* **Exercise goal**: Repeat the listing in full. Nothing may be added or left out.

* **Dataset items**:
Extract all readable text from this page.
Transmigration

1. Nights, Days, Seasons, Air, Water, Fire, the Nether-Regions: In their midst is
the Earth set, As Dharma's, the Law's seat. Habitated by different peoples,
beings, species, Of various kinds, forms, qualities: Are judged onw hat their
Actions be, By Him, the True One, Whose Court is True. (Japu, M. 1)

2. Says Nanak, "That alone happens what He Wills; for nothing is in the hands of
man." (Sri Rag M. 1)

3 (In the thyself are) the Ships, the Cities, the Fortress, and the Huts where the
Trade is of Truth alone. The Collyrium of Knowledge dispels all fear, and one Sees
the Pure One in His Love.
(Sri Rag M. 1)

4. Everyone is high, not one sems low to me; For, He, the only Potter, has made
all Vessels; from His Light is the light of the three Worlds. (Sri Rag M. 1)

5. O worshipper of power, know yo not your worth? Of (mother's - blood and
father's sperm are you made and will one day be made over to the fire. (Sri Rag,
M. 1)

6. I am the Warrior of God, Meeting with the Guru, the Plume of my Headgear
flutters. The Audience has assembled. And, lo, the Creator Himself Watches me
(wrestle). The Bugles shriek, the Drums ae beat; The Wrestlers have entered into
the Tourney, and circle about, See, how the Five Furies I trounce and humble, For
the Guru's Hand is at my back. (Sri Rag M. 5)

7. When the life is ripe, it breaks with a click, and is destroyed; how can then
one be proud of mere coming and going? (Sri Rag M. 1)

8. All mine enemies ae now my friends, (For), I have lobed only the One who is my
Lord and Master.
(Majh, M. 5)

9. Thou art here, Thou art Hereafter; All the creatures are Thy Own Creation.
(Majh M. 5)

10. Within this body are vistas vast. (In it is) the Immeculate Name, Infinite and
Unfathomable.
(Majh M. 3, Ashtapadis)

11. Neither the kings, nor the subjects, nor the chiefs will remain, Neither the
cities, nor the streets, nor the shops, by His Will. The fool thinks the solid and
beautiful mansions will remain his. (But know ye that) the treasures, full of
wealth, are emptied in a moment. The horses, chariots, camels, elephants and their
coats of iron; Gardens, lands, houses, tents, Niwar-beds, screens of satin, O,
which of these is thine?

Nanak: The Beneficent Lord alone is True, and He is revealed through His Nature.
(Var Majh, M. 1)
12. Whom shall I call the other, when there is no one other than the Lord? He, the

* **Solution to this problem**:
Extract all readable text from this page.
Transmigration

1. Nights, Days, Seasons, Air, Water, Fire, the Nether-Regions: In their midst is
the Earth set, As Dharma's, the Law's seat. Habitated by different peoples,
beings, species, Of various kinds, forms, qualities: Are judged onw hat their
Actions be, By Him, the True One, Whose Court is True. (Japu, M. 1)

2. Says Nanak, "That alone happens what He Wills; for nothing is in the hands of
man." (Sri Rag M. 1)

3 (In the thyself are) the Ships, the Cities, the Fortress, and the Huts where the
Trade is of Truth alone. The Collyrium of Knowledge dispels all fear, and one Sees
the Pure One in His Love.
(Sri Rag M. 1)

4. Everyone is high, not one sems low to me; For, He, the only Potter, has made
all Vessels; from His Light is the light of the three Worlds. (Sri Rag M. 1)

5. O worshipper of power, know yo not your worth? Of (mother's - blood and
father's sperm are you made and will one day be made over to the fire. (Sri Rag,
M. 1)

6. I am the Warrior of God, Meeting with the Guru, the Plume of my Headgear
flutters. The Audience has assembled. And, lo, the Creator Himself Watches me
(wrestle). The Bugles shriek, the Drums ae beat; The Wrestlers have entered into
the Tourney, and circle about, See, how the Five Furies I trounce and humble, For
the Guru's Hand is at my back. (Sri Rag M. 5)

7. When the life is ripe, it breaks with a click, and is destroyed; how can then
one be proud of mere coming and going? (Sri Rag M. 1)

8. All mine enemies ae now my friends, (For), I have lobed only the One who is my
Lord and Master.
(Majh, M. 5)

9. Thou art here, Thou art Hereafter; All the creatures are Thy Own Creation.
(Majh M. 5)

10. Within this body are vistas vast. (In it is) the Immeculate Name, Infinite and
Unfathomable.
(Majh M. 3, Ashtapadis)

11. Neither the kings, nor the subjects, nor the chiefs will remain, Neither the
cities, nor the streets, nor the shops, by His Will. The fool thinks the solid and
beautiful mansions will remain his. (But know ye that) the treasures, full of
wealth, are emptied in a moment. The horses, chariots, camels, elephants and their
coats of iron; Gardens, lands, houses, tents, Niwar-beds, screens of satin, O,
which of these is thine?

Nanak: The Beneficent Lord alone is True, and He is revealed through His Nature.
(Var Majh, M. 1)
12. Whom shall I call the other, when there is no one other than the Lord? He, the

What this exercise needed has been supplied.